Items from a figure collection
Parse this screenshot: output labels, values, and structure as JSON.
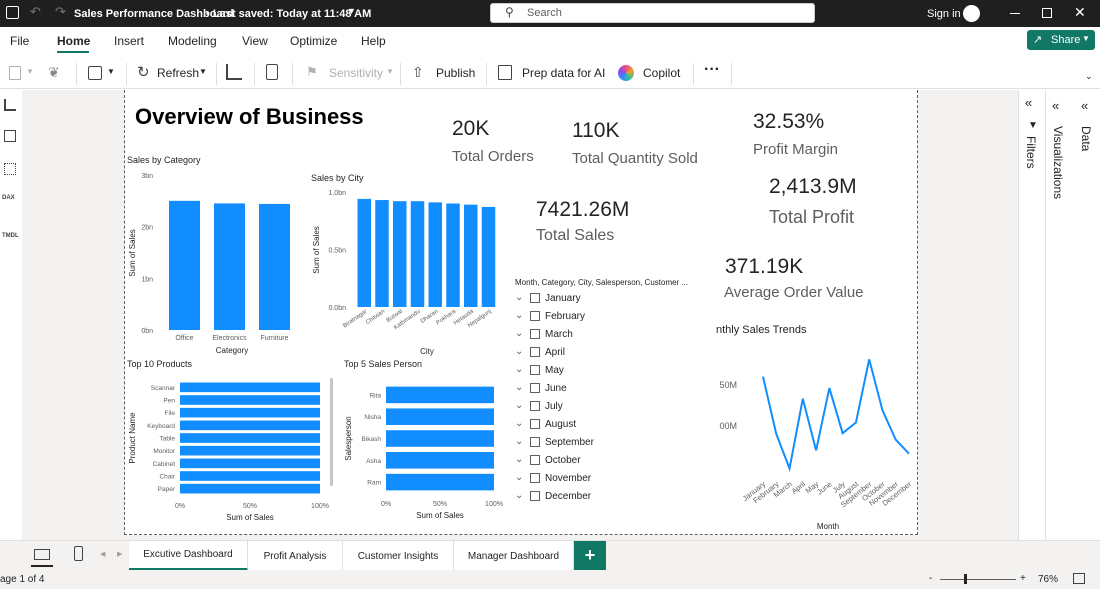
{
  "titlebar": {
    "title": "Sales Performance Dashboard",
    "saved": "• Last saved: Today at 11:48 AM",
    "search_placeholder": "Search",
    "sign_in": "Sign in"
  },
  "menu": [
    "File",
    "Home",
    "Insert",
    "Modeling",
    "View",
    "Optimize",
    "Help"
  ],
  "share": "Share",
  "toolbar": {
    "refresh": "Refresh",
    "sensitivity": "Sensitivity",
    "publish": "Publish",
    "prep": "Prep data for AI",
    "copilot": "Copilot",
    "more": "···"
  },
  "report": {
    "title": "Overview of Business",
    "kpis": [
      {
        "value": "20K",
        "label": "Total Orders"
      },
      {
        "value": "110K",
        "label": "Total Quantity Sold"
      },
      {
        "value": "32.53%",
        "label": "Profit Margin"
      },
      {
        "value": "2,413.9M",
        "label": "Total Profit"
      },
      {
        "value": "7421.26M",
        "label": "Total Sales"
      },
      {
        "value": "371.19K",
        "label": "Average Order Value"
      }
    ],
    "slicer": {
      "header": "Month, Category, City, Salesperson, Customer ...",
      "items": [
        "January",
        "February",
        "March",
        "April",
        "May",
        "June",
        "July",
        "August",
        "September",
        "October",
        "November",
        "December"
      ]
    }
  },
  "chart_data": [
    {
      "type": "bar",
      "title": "Sales by Category",
      "categories": [
        "Office",
        "Electronics",
        "Furniture"
      ],
      "values": [
        2.5,
        2.45,
        2.44
      ],
      "xlabel": "Category",
      "ylabel": "Sum of Sales",
      "ylim": [
        0,
        3
      ],
      "yticks": [
        "0bn",
        "1bn",
        "2bn",
        "3bn"
      ],
      "color": "#118DFF"
    },
    {
      "type": "bar",
      "title": "Sales by City",
      "categories": [
        "Biratnagar",
        "Chitwan",
        "Butwal",
        "Kathmandu",
        "Dharan",
        "Pokhara",
        "Hetauda",
        "Nepalgunj"
      ],
      "values": [
        0.94,
        0.93,
        0.92,
        0.92,
        0.91,
        0.9,
        0.89,
        0.87
      ],
      "xlabel": "City",
      "ylabel": "Sum of Sales",
      "ylim": [
        0,
        1
      ],
      "yticks": [
        "0.0bn",
        "0.5bn",
        "1.0bn"
      ],
      "color": "#118DFF"
    },
    {
      "type": "bar",
      "orientation": "horizontal",
      "title": "Top 10 Products",
      "categories": [
        "Scannar",
        "Pen",
        "File",
        "Keyboard",
        "Table",
        "Monitor",
        "Cabinet",
        "Chair",
        "Paper"
      ],
      "values": [
        100,
        100,
        100,
        100,
        100,
        100,
        100,
        100,
        100
      ],
      "xlabel": "Sum of Sales",
      "ylabel": "Product Name",
      "xticks": [
        "0%",
        "50%",
        "100%"
      ],
      "color": "#118DFF"
    },
    {
      "type": "bar",
      "orientation": "horizontal",
      "title": "Top 5 Sales Person",
      "categories": [
        "Rita",
        "Nisha",
        "Bikash",
        "Asha",
        "Ram"
      ],
      "values": [
        100,
        100,
        100,
        100,
        100
      ],
      "xlabel": "Sum of Sales",
      "ylabel": "Salesperson",
      "xticks": [
        "0%",
        "50%",
        "100%"
      ],
      "color": "#118DFF"
    },
    {
      "type": "line",
      "title": "nthly Sales Trends",
      "categories": [
        "January",
        "February",
        "March",
        "April",
        "May",
        "June",
        "July",
        "August",
        "September",
        "October",
        "November",
        "December"
      ],
      "values": [
        660,
        590,
        548,
        633,
        570,
        646,
        591,
        604,
        681,
        619,
        583,
        566
      ],
      "ylim": [
        540,
        690
      ],
      "yticks": [
        "50M",
        "00M"
      ],
      "ytick_values": [
        650,
        600
      ],
      "xlabel": "Month",
      "color": "#118DFF"
    }
  ],
  "tabs": [
    {
      "label": "Excutive Dashboard",
      "active": true
    },
    {
      "label": "Profit Analysis"
    },
    {
      "label": "Customer Insights"
    },
    {
      "label": "Manager Dashboard"
    }
  ],
  "add_tab": "+",
  "panes": {
    "filters": "Filters",
    "visualizations": "Visualizations",
    "data": "Data"
  },
  "status": {
    "page": "age 1 of 4",
    "zoom": "76%",
    "minus": "-",
    "plus": "+"
  }
}
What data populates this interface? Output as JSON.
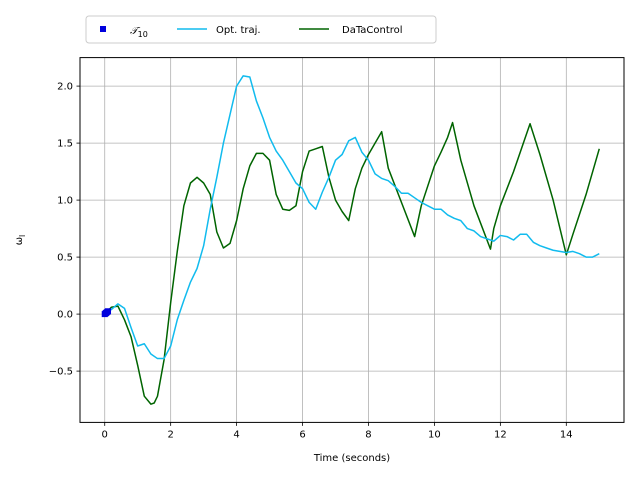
{
  "chart_data": {
    "type": "line",
    "title": "",
    "xlabel": "Time (seconds)",
    "ylabel": "ω",
    "ylabel_subscript": "l",
    "xlim": [
      -0.75,
      15.75
    ],
    "ylim": [
      -0.95,
      2.25
    ],
    "x_ticks": [
      0,
      2,
      4,
      6,
      8,
      10,
      12,
      14
    ],
    "x_tick_labels": [
      "0",
      "2",
      "4",
      "6",
      "8",
      "10",
      "12",
      "14"
    ],
    "y_ticks": [
      -0.5,
      0.0,
      0.5,
      1.0,
      1.5,
      2.0
    ],
    "y_tick_labels": [
      "−0.5",
      "0.0",
      "0.5",
      "1.0",
      "1.5",
      "2.0"
    ],
    "grid": true,
    "legend_position": "top",
    "legend": {
      "markers_label": "𝒯",
      "markers_label_sub": "10",
      "opt_label": "Opt. traj.",
      "dtc_label": "DaTaControl"
    },
    "colors": {
      "markers": "#0000dd",
      "opt": "#11bbee",
      "dtc": "#006400",
      "grid": "#b0b0b0"
    },
    "series": [
      {
        "name": "𝒯10",
        "kind": "markers",
        "x": [
          0.0,
          0.02,
          0.04,
          0.06,
          0.08,
          0.1
        ],
        "y": [
          0.0,
          0.005,
          0.01,
          0.015,
          0.02,
          0.025
        ]
      },
      {
        "name": "Opt. traj.",
        "kind": "line",
        "x": [
          0.0,
          0.2,
          0.4,
          0.6,
          0.8,
          1.0,
          1.2,
          1.4,
          1.6,
          1.8,
          2.0,
          2.2,
          2.4,
          2.6,
          2.8,
          3.0,
          3.2,
          3.4,
          3.6,
          3.8,
          4.0,
          4.2,
          4.4,
          4.6,
          4.8,
          5.0,
          5.2,
          5.4,
          5.6,
          5.8,
          6.0,
          6.2,
          6.4,
          6.6,
          6.8,
          7.0,
          7.2,
          7.4,
          7.6,
          7.8,
          8.0,
          8.2,
          8.4,
          8.6,
          8.8,
          9.0,
          9.2,
          9.4,
          9.6,
          9.8,
          10.0,
          10.2,
          10.4,
          10.6,
          10.8,
          11.0,
          11.2,
          11.4,
          11.6,
          11.8,
          12.0,
          12.2,
          12.4,
          12.6,
          12.8,
          13.0,
          13.2,
          13.4,
          13.6,
          13.8,
          14.0,
          14.2,
          14.4,
          14.6,
          14.8,
          15.0
        ],
        "y": [
          0.0,
          0.04,
          0.09,
          0.05,
          -0.12,
          -0.28,
          -0.26,
          -0.35,
          -0.39,
          -0.39,
          -0.28,
          -0.05,
          0.12,
          0.28,
          0.4,
          0.6,
          0.92,
          1.2,
          1.5,
          1.75,
          2.0,
          2.09,
          2.08,
          1.87,
          1.72,
          1.55,
          1.43,
          1.35,
          1.25,
          1.15,
          1.1,
          0.98,
          0.92,
          1.07,
          1.2,
          1.35,
          1.4,
          1.52,
          1.55,
          1.42,
          1.35,
          1.23,
          1.19,
          1.17,
          1.12,
          1.06,
          1.06,
          1.02,
          0.98,
          0.95,
          0.92,
          0.92,
          0.87,
          0.84,
          0.82,
          0.75,
          0.73,
          0.68,
          0.66,
          0.64,
          0.69,
          0.68,
          0.65,
          0.7,
          0.7,
          0.63,
          0.6,
          0.58,
          0.56,
          0.55,
          0.54,
          0.55,
          0.53,
          0.5,
          0.5,
          0.53
        ]
      },
      {
        "name": "DaTaControl",
        "kind": "line",
        "x": [
          0.0,
          0.2,
          0.4,
          0.6,
          0.8,
          1.0,
          1.2,
          1.4,
          1.5,
          1.6,
          1.8,
          2.0,
          2.2,
          2.4,
          2.6,
          2.8,
          3.0,
          3.2,
          3.4,
          3.6,
          3.8,
          4.0,
          4.2,
          4.4,
          4.6,
          4.8,
          5.0,
          5.2,
          5.4,
          5.6,
          5.8,
          6.0,
          6.2,
          6.4,
          6.6,
          6.8,
          7.0,
          7.2,
          7.4,
          7.6,
          7.8,
          8.0,
          8.4,
          8.6,
          9.0,
          9.4,
          9.6,
          10.0,
          10.2,
          10.4,
          10.55,
          10.8,
          11.2,
          11.7,
          11.8,
          12.0,
          12.4,
          12.9,
          13.2,
          13.6,
          14.0,
          14.2,
          14.6,
          15.0
        ],
        "y": [
          0.0,
          0.06,
          0.07,
          -0.05,
          -0.2,
          -0.45,
          -0.72,
          -0.79,
          -0.78,
          -0.72,
          -0.4,
          0.1,
          0.55,
          0.95,
          1.15,
          1.2,
          1.15,
          1.05,
          0.72,
          0.58,
          0.62,
          0.82,
          1.1,
          1.3,
          1.41,
          1.41,
          1.35,
          1.05,
          0.92,
          0.91,
          0.95,
          1.25,
          1.43,
          1.45,
          1.47,
          1.2,
          1.0,
          0.9,
          0.82,
          1.1,
          1.28,
          1.4,
          1.6,
          1.28,
          0.98,
          0.68,
          0.95,
          1.3,
          1.42,
          1.55,
          1.68,
          1.35,
          0.95,
          0.57,
          0.75,
          0.95,
          1.25,
          1.67,
          1.4,
          1.0,
          0.52,
          0.7,
          1.05,
          1.45
        ]
      }
    ]
  }
}
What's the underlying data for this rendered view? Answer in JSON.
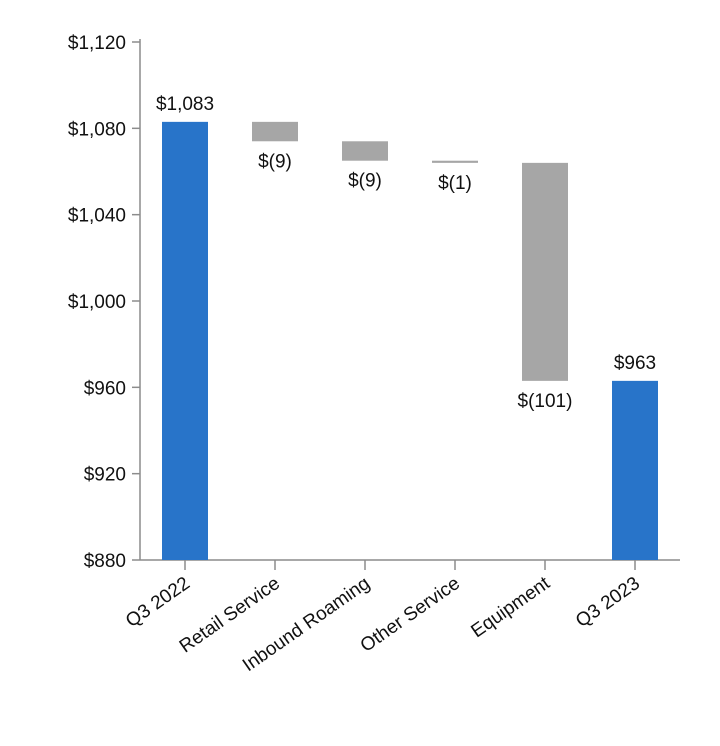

WORK TO DO: Search the entries for the string "Dashboard" and collect each line that has it.

CORRECT RESPONSE:
    "title": "Sales Performance Dashboard",
      "label": "Excutive Dashboard",
      "label": "Manager Dashboard"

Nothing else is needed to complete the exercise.